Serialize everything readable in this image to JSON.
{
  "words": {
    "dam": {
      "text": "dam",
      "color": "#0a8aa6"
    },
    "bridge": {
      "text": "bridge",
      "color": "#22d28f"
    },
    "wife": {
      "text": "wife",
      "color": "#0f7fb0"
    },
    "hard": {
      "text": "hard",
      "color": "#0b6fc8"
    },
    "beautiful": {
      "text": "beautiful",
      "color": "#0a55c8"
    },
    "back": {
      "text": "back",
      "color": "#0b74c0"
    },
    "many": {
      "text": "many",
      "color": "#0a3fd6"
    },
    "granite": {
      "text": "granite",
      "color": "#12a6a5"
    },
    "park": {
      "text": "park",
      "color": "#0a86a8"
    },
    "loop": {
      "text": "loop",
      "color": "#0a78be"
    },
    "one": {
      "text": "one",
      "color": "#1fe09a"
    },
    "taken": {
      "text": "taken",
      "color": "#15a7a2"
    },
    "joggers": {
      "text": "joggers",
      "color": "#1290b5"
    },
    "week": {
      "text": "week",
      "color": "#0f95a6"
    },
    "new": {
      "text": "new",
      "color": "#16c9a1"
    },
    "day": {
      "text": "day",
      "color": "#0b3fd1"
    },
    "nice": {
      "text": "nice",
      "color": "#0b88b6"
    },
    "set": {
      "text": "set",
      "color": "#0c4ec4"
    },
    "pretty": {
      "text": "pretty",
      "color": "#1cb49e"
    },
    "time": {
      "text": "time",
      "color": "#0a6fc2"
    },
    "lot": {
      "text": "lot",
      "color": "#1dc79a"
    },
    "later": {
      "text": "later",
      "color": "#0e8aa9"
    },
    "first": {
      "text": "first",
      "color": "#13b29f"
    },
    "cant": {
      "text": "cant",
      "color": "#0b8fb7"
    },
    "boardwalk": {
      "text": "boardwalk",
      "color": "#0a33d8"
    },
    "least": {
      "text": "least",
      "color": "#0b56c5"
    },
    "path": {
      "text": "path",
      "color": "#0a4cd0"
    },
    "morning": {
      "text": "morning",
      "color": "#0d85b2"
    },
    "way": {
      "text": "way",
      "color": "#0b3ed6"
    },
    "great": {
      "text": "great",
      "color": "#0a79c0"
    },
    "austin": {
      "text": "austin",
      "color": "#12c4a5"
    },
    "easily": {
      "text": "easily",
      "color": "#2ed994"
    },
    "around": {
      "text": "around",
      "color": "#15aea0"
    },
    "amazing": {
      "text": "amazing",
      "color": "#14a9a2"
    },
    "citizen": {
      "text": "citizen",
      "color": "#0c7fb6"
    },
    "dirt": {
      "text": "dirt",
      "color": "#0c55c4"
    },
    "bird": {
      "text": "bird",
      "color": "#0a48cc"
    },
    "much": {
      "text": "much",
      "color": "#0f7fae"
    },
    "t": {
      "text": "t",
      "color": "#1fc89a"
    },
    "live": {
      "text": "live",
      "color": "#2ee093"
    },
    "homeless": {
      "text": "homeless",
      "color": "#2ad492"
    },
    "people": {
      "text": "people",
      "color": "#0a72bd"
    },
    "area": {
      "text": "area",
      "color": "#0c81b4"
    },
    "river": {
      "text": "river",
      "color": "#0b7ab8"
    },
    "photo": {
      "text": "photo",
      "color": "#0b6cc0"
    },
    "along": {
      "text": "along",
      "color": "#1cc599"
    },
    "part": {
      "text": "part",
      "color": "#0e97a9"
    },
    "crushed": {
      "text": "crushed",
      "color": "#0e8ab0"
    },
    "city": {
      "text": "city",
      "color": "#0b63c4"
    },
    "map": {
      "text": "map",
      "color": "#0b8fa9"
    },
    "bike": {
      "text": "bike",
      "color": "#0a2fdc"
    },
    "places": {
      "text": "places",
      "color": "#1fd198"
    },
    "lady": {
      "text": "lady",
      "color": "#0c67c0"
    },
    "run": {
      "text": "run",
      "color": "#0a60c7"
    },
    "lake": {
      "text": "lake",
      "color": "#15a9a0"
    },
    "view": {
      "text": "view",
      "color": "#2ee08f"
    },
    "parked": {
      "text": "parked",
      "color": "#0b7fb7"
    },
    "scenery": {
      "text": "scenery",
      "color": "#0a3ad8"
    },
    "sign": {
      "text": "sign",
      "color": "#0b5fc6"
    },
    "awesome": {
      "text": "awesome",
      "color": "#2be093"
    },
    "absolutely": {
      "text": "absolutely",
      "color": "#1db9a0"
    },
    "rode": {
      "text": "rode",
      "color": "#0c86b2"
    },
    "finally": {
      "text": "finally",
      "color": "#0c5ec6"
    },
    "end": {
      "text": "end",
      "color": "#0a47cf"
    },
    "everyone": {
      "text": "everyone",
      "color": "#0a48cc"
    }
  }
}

========

Above are some records. Print them all exactly.

Serialize everything readable in this image to JSON.
{
  "words": {
    "dam": {
      "text": "dam",
      "color": "#0a8aa6"
    },
    "bridge": {
      "text": "bridge",
      "color": "#22d28f"
    },
    "wife": {
      "text": "wife",
      "color": "#0f7fb0"
    },
    "hard": {
      "text": "hard",
      "color": "#0b6fc8"
    },
    "beautiful": {
      "text": "beautiful",
      "color": "#0a55c8"
    },
    "back": {
      "text": "back",
      "color": "#0b74c0"
    },
    "many": {
      "text": "many",
      "color": "#0a3fd6"
    },
    "granite": {
      "text": "granite",
      "color": "#12a6a5"
    },
    "park": {
      "text": "park",
      "color": "#0a86a8"
    },
    "loop": {
      "text": "loop",
      "color": "#0a78be"
    },
    "one": {
      "text": "one",
      "color": "#1fe09a"
    },
    "taken": {
      "text": "taken",
      "color": "#15a7a2"
    },
    "joggers": {
      "text": "joggers",
      "color": "#1290b5"
    },
    "week": {
      "text": "week",
      "color": "#0f95a6"
    },
    "new": {
      "text": "new",
      "color": "#16c9a1"
    },
    "day": {
      "text": "day",
      "color": "#0b3fd1"
    },
    "nice": {
      "text": "nice",
      "color": "#0b88b6"
    },
    "set": {
      "text": "set",
      "color": "#0c4ec4"
    },
    "pretty": {
      "text": "pretty",
      "color": "#1cb49e"
    },
    "time": {
      "text": "time",
      "color": "#0a6fc2"
    },
    "lot": {
      "text": "lot",
      "color": "#1dc79a"
    },
    "later": {
      "text": "later",
      "color": "#0e8aa9"
    },
    "first": {
      "text": "first",
      "color": "#13b29f"
    },
    "cant": {
      "text": "cant",
      "color": "#0b8fb7"
    },
    "boardwalk": {
      "text": "boardwalk",
      "color": "#0a33d8"
    },
    "least": {
      "text": "least",
      "color": "#0b56c5"
    },
    "path": {
      "text": "path",
      "color": "#0a4cd0"
    },
    "morning": {
      "text": "morning",
      "color": "#0d85b2"
    },
    "way": {
      "text": "way",
      "color": "#0b3ed6"
    },
    "great": {
      "text": "great",
      "color": "#0a79c0"
    },
    "austin": {
      "text": "austin",
      "color": "#12c4a5"
    },
    "easily": {
      "text": "easily",
      "color": "#2ed994"
    },
    "around": {
      "text": "around",
      "color": "#15aea0"
    },
    "amazing": {
      "text": "amazing",
      "color": "#14a9a2"
    },
    "citizen": {
      "text": "citizen",
      "color": "#0c7fb6"
    },
    "dirt": {
      "text": "dirt",
      "color": "#0c55c4"
    },
    "bird": {
      "text": "bird",
      "color": "#0a48cc"
    },
    "much": {
      "text": "much",
      "color": "#0f7fae"
    },
    "t": {
      "text": "t",
      "color": "#1fc89a"
    },
    "live": {
      "text": "live",
      "color": "#2ee093"
    },
    "homeless": {
      "text": "homeless",
      "color": "#2ad492"
    },
    "people": {
      "text": "people",
      "color": "#0a72bd"
    },
    "area": {
      "text": "area",
      "color": "#0c81b4"
    },
    "river": {
      "text": "river",
      "color": "#0b7ab8"
    },
    "photo": {
      "text": "photo",
      "color": "#0b6cc0"
    },
    "along": {
      "text": "along",
      "color": "#1cc599"
    },
    "part": {
      "text": "part",
      "color": "#0e97a9"
    },
    "crushed": {
      "text": "crushed",
      "color": "#0e8ab0"
    },
    "city": {
      "text": "city",
      "color": "#0b63c4"
    },
    "map": {
      "text": "map",
      "color": "#0b8fa9"
    },
    "bike": {
      "text": "bike",
      "color": "#0a2fdc"
    },
    "places": {
      "text": "places",
      "color": "#1fd198"
    },
    "lady": {
      "text": "lady",
      "color": "#0c67c0"
    },
    "run": {
      "text": "run",
      "color": "#0a60c7"
    },
    "lake": {
      "text": "lake",
      "color": "#15a9a0"
    },
    "view": {
      "text": "view",
      "color": "#2ee08f"
    },
    "parked": {
      "text": "parked",
      "color": "#0b7fb7"
    },
    "scenery": {
      "text": "scenery",
      "color": "#0a3ad8"
    },
    "sign": {
      "text": "sign",
      "color": "#0b5fc6"
    },
    "awesome": {
      "text": "awesome",
      "color": "#2be093"
    },
    "absolutely": {
      "text": "absolutely",
      "color": "#1db9a0"
    },
    "rode": {
      "text": "rode",
      "color": "#0c86b2"
    },
    "finally": {
      "text": "finally",
      "color": "#0c5ec6"
    },
    "end": {
      "text": "end",
      "color": "#0a47cf"
    },
    "everyone": {
      "text": "everyone",
      "color": "#0a48cc"
    }
  }
}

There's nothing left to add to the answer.